- _Problem description_
Gather all lines in the entries that include the word "this".

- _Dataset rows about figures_

++++

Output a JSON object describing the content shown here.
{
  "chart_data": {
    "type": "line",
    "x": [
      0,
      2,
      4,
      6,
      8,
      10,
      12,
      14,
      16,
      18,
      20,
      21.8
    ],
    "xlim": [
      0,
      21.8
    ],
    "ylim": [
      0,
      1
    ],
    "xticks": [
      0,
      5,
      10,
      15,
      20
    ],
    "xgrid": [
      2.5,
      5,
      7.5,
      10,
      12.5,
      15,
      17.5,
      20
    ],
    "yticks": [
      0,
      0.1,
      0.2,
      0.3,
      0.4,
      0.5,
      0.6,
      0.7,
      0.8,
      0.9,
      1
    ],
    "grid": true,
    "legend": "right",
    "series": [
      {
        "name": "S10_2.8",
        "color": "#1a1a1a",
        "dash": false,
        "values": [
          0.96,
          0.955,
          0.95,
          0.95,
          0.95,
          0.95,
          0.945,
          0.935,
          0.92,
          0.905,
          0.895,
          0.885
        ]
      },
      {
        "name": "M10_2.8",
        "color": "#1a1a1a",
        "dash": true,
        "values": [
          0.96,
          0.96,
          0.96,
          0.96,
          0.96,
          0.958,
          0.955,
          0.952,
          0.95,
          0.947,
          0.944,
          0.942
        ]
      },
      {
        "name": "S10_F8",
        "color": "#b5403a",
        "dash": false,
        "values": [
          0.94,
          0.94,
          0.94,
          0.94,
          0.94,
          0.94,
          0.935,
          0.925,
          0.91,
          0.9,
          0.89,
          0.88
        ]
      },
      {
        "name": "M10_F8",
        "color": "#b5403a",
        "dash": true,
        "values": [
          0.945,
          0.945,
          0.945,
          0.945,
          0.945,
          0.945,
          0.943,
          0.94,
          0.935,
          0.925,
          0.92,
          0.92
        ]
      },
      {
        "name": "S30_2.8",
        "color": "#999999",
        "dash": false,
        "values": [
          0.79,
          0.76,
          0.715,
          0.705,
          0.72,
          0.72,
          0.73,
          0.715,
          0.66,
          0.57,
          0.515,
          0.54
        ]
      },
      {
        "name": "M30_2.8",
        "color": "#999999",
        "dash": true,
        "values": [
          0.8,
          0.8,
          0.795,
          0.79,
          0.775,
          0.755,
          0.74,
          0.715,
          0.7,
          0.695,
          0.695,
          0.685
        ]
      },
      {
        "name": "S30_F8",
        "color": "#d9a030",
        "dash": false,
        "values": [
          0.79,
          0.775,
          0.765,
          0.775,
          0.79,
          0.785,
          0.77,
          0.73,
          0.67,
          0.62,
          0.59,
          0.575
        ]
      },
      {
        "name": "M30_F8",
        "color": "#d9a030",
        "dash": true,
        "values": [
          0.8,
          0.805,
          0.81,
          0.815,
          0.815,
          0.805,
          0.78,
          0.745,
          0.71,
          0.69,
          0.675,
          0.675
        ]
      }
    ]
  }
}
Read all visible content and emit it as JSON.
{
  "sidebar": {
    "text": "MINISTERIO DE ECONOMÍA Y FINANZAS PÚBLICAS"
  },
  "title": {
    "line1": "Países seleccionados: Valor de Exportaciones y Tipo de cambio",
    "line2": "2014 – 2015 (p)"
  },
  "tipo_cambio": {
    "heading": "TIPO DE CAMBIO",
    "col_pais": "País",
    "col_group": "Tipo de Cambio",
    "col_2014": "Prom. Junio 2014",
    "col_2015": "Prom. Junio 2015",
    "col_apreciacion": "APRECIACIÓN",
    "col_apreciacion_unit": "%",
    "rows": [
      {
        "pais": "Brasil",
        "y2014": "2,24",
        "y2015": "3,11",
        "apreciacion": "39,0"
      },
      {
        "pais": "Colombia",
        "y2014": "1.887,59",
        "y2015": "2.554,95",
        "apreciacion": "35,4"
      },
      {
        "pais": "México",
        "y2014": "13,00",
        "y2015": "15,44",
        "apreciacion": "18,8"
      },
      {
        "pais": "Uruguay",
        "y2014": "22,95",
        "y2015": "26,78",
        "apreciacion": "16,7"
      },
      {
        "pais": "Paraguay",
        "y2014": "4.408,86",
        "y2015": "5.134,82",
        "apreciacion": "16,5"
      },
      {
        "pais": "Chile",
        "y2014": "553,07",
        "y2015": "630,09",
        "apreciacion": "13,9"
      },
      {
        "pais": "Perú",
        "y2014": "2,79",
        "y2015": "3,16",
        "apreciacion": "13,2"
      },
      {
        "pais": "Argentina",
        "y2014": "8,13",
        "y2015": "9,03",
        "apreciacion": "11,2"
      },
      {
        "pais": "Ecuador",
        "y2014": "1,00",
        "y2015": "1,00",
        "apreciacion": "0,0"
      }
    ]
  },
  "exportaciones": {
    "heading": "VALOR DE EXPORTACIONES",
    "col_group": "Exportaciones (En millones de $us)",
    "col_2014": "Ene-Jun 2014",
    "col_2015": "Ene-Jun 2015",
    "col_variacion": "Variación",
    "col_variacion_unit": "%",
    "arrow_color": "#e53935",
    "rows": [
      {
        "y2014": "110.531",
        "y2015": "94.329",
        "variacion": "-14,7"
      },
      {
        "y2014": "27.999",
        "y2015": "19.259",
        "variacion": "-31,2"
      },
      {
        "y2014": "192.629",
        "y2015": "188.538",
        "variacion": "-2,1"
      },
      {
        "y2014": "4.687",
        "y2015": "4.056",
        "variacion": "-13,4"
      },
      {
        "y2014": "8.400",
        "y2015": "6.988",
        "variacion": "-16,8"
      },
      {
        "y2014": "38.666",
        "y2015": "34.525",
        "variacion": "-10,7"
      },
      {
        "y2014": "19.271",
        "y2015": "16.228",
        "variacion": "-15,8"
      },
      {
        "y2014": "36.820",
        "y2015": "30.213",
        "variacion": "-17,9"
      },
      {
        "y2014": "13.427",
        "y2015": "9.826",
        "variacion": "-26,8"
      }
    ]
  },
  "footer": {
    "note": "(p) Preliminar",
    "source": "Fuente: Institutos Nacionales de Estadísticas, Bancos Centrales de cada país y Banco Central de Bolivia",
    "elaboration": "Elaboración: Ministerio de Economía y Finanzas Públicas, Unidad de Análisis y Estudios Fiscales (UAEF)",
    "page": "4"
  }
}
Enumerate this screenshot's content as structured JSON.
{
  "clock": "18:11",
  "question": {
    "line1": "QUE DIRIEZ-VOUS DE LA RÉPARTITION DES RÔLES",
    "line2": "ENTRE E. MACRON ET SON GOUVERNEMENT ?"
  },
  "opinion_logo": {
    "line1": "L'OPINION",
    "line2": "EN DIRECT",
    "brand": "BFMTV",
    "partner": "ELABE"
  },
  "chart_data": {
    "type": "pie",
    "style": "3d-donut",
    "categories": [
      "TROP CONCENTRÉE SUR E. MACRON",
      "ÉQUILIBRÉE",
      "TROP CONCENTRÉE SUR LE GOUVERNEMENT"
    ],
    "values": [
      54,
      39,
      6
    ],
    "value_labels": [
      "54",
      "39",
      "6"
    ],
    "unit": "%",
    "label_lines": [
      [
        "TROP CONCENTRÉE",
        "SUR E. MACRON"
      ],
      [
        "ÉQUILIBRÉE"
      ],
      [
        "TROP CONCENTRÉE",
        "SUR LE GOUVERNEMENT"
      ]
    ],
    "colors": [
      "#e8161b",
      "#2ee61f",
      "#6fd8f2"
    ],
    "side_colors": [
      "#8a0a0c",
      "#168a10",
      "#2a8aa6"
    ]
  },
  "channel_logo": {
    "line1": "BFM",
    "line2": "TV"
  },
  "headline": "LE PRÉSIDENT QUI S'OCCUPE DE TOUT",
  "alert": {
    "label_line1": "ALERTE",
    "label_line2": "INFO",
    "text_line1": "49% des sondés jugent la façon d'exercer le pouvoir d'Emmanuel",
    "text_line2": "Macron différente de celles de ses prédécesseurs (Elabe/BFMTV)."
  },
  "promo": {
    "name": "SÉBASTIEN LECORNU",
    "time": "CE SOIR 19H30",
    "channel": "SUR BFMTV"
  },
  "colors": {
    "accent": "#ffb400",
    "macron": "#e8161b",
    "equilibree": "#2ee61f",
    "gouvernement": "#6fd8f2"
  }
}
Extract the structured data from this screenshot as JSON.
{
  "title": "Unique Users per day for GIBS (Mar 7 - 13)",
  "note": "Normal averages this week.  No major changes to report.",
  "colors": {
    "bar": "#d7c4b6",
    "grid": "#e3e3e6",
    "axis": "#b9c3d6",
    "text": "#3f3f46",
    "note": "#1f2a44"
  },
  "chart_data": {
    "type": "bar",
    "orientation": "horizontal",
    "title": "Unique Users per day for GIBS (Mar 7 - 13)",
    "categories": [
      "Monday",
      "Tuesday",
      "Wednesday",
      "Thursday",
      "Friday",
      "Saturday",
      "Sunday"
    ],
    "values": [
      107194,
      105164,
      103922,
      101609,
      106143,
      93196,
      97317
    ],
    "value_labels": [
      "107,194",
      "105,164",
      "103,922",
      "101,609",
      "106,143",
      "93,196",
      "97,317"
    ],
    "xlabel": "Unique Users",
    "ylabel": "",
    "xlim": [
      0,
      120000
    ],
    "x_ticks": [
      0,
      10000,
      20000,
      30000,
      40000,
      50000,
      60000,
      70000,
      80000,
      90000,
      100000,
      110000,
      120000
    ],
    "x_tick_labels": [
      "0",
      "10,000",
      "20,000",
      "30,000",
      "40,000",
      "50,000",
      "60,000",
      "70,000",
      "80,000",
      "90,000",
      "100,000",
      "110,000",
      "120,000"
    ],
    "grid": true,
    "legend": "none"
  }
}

++++

- _Task output_
Enumerate this screenshot's content as structured JSON.
Extract the structured data from this screenshot as JSON.
  "note": "Normal averages this week.  No major changes to report.",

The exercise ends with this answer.